Data extract:
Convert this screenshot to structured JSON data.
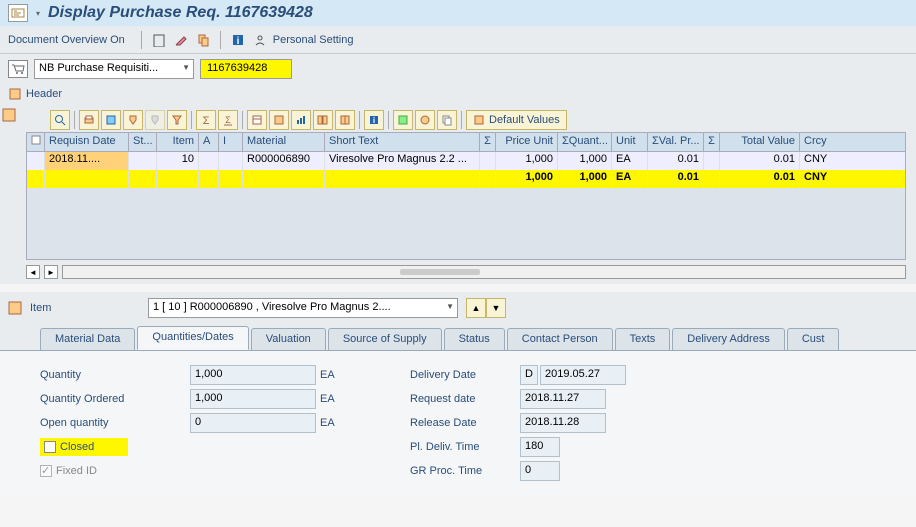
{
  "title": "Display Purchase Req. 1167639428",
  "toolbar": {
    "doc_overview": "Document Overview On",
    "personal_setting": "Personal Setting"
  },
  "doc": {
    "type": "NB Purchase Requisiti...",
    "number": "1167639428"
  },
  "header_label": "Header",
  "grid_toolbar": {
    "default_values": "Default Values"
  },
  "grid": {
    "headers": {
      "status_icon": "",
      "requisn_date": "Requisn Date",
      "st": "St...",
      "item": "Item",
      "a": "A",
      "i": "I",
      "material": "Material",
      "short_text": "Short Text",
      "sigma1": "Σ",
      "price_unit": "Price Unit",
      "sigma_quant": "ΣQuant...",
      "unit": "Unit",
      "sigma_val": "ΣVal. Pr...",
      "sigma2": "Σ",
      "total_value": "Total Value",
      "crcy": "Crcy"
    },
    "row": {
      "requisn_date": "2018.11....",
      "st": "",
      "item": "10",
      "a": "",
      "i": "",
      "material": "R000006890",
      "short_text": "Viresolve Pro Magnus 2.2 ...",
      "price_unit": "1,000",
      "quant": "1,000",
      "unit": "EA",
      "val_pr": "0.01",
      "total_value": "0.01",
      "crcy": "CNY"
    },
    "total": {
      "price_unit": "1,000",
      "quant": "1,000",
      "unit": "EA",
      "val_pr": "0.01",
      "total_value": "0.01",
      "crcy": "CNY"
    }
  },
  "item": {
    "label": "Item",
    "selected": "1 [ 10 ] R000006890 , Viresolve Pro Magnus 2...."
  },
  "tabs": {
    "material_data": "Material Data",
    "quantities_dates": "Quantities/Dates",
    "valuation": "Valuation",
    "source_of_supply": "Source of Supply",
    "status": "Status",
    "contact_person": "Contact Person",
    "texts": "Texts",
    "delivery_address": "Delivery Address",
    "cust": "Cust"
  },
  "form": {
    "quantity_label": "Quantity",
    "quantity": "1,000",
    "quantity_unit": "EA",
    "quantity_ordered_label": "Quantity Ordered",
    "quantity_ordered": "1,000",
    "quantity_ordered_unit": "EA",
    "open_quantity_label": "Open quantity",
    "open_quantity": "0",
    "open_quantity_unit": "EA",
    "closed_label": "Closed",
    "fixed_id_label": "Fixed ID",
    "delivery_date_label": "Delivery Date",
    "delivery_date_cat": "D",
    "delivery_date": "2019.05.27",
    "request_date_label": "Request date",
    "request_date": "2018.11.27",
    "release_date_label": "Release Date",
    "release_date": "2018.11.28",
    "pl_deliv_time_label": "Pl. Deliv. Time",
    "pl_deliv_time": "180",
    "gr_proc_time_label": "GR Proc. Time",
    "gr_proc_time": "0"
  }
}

Work required: Except for the pictures, print the data above exactly.

Solved problem:
Convert this screenshot to structured JSON data.
{
  "title": "Display Purchase Req. 1167639428",
  "toolbar": {
    "doc_overview": "Document Overview On",
    "personal_setting": "Personal Setting"
  },
  "doc": {
    "type": "NB Purchase Requisiti...",
    "number": "1167639428"
  },
  "header_label": "Header",
  "grid_toolbar": {
    "default_values": "Default Values"
  },
  "grid": {
    "headers": {
      "status_icon": "",
      "requisn_date": "Requisn Date",
      "st": "St...",
      "item": "Item",
      "a": "A",
      "i": "I",
      "material": "Material",
      "short_text": "Short Text",
      "sigma1": "Σ",
      "price_unit": "Price Unit",
      "sigma_quant": "ΣQuant...",
      "unit": "Unit",
      "sigma_val": "ΣVal. Pr...",
      "sigma2": "Σ",
      "total_value": "Total Value",
      "crcy": "Crcy"
    },
    "row": {
      "requisn_date": "2018.11....",
      "st": "",
      "item": "10",
      "a": "",
      "i": "",
      "material": "R000006890",
      "short_text": "Viresolve Pro Magnus 2.2 ...",
      "price_unit": "1,000",
      "quant": "1,000",
      "unit": "EA",
      "val_pr": "0.01",
      "total_value": "0.01",
      "crcy": "CNY"
    },
    "total": {
      "price_unit": "1,000",
      "quant": "1,000",
      "unit": "EA",
      "val_pr": "0.01",
      "total_value": "0.01",
      "crcy": "CNY"
    }
  },
  "item": {
    "label": "Item",
    "selected": "1 [ 10 ] R000006890 , Viresolve Pro Magnus 2...."
  },
  "tabs": {
    "material_data": "Material Data",
    "quantities_dates": "Quantities/Dates",
    "valuation": "Valuation",
    "source_of_supply": "Source of Supply",
    "status": "Status",
    "contact_person": "Contact Person",
    "texts": "Texts",
    "delivery_address": "Delivery Address",
    "cust": "Cust"
  },
  "form": {
    "quantity_label": "Quantity",
    "quantity": "1,000",
    "quantity_unit": "EA",
    "quantity_ordered_label": "Quantity Ordered",
    "quantity_ordered": "1,000",
    "quantity_ordered_unit": "EA",
    "open_quantity_label": "Open quantity",
    "open_quantity": "0",
    "open_quantity_unit": "EA",
    "closed_label": "Closed",
    "fixed_id_label": "Fixed ID",
    "delivery_date_label": "Delivery Date",
    "delivery_date_cat": "D",
    "delivery_date": "2019.05.27",
    "request_date_label": "Request date",
    "request_date": "2018.11.27",
    "release_date_label": "Release Date",
    "release_date": "2018.11.28",
    "pl_deliv_time_label": "Pl. Deliv. Time",
    "pl_deliv_time": "180",
    "gr_proc_time_label": "GR Proc. Time",
    "gr_proc_time": "0"
  }
}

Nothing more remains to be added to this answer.